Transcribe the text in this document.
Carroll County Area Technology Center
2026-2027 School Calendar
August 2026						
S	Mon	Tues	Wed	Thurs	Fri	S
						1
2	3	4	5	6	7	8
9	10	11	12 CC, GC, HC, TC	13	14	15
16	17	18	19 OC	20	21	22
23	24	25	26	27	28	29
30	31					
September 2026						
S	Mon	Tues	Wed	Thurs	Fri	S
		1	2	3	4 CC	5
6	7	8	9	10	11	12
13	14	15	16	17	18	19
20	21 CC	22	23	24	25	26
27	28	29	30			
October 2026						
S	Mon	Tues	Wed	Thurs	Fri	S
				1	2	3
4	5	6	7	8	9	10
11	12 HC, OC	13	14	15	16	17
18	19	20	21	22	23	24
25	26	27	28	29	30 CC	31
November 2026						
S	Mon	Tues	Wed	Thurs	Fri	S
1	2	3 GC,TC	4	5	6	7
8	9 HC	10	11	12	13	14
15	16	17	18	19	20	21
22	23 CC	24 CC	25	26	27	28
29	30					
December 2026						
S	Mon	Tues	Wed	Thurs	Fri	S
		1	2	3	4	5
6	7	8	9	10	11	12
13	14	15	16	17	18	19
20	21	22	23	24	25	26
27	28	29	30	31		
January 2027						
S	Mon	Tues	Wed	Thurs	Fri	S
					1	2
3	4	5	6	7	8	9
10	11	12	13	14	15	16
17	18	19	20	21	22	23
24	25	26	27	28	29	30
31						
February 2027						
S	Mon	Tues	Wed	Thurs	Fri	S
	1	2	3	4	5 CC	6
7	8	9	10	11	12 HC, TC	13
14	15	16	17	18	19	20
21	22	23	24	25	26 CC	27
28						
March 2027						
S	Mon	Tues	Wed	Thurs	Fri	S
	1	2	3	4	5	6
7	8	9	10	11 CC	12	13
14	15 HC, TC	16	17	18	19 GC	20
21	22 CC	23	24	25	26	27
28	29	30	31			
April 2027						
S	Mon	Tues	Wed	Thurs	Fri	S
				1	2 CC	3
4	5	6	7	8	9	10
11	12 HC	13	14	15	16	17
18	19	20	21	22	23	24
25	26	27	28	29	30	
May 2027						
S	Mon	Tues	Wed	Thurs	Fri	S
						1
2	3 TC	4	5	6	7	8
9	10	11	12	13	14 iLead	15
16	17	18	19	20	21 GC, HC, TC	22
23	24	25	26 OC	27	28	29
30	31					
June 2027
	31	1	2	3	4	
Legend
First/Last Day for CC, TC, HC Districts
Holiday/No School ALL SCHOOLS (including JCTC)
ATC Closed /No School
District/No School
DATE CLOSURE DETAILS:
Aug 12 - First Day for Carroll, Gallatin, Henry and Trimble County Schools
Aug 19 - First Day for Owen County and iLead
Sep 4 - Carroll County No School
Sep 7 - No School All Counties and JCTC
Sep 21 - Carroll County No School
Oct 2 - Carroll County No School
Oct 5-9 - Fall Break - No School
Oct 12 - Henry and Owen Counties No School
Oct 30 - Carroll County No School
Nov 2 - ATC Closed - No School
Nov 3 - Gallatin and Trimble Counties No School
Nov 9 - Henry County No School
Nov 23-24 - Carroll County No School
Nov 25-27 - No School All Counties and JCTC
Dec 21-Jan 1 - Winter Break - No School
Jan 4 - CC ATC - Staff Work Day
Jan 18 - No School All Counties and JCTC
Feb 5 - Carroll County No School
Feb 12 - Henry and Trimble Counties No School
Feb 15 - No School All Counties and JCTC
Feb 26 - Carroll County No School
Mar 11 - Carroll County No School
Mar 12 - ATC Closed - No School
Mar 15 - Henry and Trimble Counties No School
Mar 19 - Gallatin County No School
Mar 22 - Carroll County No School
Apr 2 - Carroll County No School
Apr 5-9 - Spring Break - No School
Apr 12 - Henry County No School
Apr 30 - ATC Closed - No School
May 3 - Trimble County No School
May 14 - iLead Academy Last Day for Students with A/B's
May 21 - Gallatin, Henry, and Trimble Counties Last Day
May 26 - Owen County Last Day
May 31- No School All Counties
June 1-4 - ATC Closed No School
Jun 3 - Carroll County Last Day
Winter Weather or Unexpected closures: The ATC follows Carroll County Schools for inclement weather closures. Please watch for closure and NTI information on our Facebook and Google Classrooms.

- [Directive]
Each line that contains the string "Winter" counts once; report how many such lines the entries have, giving only the number.

- [Output for this exercise]
2